Task description: Set the following entries down again exactly, line by line.

=====

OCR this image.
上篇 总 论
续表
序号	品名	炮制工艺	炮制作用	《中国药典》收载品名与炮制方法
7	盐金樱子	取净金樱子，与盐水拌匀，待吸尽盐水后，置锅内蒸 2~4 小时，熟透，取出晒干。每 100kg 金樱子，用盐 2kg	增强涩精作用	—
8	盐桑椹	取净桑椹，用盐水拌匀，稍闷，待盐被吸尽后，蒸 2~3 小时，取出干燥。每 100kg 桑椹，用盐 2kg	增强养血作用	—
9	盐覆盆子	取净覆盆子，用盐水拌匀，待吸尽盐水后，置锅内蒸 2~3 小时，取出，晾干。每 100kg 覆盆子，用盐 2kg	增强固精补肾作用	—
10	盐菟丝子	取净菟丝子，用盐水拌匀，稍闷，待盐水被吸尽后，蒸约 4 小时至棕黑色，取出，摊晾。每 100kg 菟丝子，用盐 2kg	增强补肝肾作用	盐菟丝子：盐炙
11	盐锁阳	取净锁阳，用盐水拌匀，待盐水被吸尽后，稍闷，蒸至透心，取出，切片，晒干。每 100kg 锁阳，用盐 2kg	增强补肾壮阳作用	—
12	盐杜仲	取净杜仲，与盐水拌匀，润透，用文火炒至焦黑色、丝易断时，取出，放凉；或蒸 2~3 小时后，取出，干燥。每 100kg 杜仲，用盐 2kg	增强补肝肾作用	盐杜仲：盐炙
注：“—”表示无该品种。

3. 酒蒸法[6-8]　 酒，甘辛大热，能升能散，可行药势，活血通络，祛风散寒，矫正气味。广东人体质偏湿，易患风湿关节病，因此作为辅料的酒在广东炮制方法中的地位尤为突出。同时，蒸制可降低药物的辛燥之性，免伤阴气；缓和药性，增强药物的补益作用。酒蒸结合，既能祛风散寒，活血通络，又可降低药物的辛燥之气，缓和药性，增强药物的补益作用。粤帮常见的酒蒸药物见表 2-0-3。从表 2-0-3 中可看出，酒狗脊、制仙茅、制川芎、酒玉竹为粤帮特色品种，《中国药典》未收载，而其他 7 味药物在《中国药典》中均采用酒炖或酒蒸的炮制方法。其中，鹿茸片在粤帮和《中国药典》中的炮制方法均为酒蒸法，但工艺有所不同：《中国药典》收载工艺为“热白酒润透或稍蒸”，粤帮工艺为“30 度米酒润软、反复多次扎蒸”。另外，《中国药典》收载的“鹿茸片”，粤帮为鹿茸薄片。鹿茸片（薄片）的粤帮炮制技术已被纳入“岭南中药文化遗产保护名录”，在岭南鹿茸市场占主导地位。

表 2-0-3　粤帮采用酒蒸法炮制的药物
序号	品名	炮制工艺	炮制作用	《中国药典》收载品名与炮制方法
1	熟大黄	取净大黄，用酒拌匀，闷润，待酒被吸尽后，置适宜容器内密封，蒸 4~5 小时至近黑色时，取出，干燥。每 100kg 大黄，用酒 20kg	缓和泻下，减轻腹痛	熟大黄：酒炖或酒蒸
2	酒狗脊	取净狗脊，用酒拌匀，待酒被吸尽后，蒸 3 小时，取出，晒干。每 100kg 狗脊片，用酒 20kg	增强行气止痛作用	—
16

=====

Complete output:
OCR this image.
上篇 总 论
续表
序号	品名	炮制工艺	炮制作用	《中国药典》收载品名与炮制方法
7	盐金樱子	取净金樱子，与盐水拌匀，待吸尽盐水后，置锅内蒸 2~4 小时，熟透，取出晒干。每 100kg 金樱子，用盐 2kg	增强涩精作用	—
8	盐桑椹	取净桑椹，用盐水拌匀，稍闷，待盐被吸尽后，蒸 2~3 小时，取出干燥。每 100kg 桑椹，用盐 2kg	增强养血作用	—
9	盐覆盆子	取净覆盆子，用盐水拌匀，待吸尽盐水后，置锅内蒸 2~3 小时，取出，晾干。每 100kg 覆盆子，用盐 2kg	增强固精补肾作用	—
10	盐菟丝子	取净菟丝子，用盐水拌匀，稍闷，待盐水被吸尽后，蒸约 4 小时至棕黑色，取出，摊晾。每 100kg 菟丝子，用盐 2kg	增强补肝肾作用	盐菟丝子：盐炙
11	盐锁阳	取净锁阳，用盐水拌匀，待盐水被吸尽后，稍闷，蒸至透心，取出，切片，晒干。每 100kg 锁阳，用盐 2kg	增强补肾壮阳作用	—
12	盐杜仲	取净杜仲，与盐水拌匀，润透，用文火炒至焦黑色、丝易断时，取出，放凉；或蒸 2~3 小时后，取出，干燥。每 100kg 杜仲，用盐 2kg	增强补肝肾作用	盐杜仲：盐炙
注：“—”表示无该品种。

3. 酒蒸法[6-8]　 酒，甘辛大热，能升能散，可行药势，活血通络，祛风散寒，矫正气味。广东人体质偏湿，易患风湿关节病，因此作为辅料的酒在广东炮制方法中的地位尤为突出。同时，蒸制可降低药物的辛燥之性，免伤阴气；缓和药性，增强药物的补益作用。酒蒸结合，既能祛风散寒，活血通络，又可降低药物的辛燥之气，缓和药性，增强药物的补益作用。粤帮常见的酒蒸药物见表 2-0-3。从表 2-0-3 中可看出，酒狗脊、制仙茅、制川芎、酒玉竹为粤帮特色品种，《中国药典》未收载，而其他 7 味药物在《中国药典》中均采用酒炖或酒蒸的炮制方法。其中，鹿茸片在粤帮和《中国药典》中的炮制方法均为酒蒸法，但工艺有所不同：《中国药典》收载工艺为“热白酒润透或稍蒸”，粤帮工艺为“30 度米酒润软、反复多次扎蒸”。另外，《中国药典》收载的“鹿茸片”，粤帮为鹿茸薄片。鹿茸片（薄片）的粤帮炮制技术已被纳入“岭南中药文化遗产保护名录”，在岭南鹿茸市场占主导地位。

表 2-0-3　粤帮采用酒蒸法炮制的药物
序号	品名	炮制工艺	炮制作用	《中国药典》收载品名与炮制方法
1	熟大黄	取净大黄，用酒拌匀，闷润，待酒被吸尽后，置适宜容器内密封，蒸 4~5 小时至近黑色时，取出，干燥。每 100kg 大黄，用酒 20kg	缓和泻下，减轻腹痛	熟大黄：酒炖或酒蒸
2	酒狗脊	取净狗脊，用酒拌匀，待酒被吸尽后，蒸 3 小时，取出，晒干。每 100kg 狗脊片，用酒 20kg	增强行气止痛作用	—
16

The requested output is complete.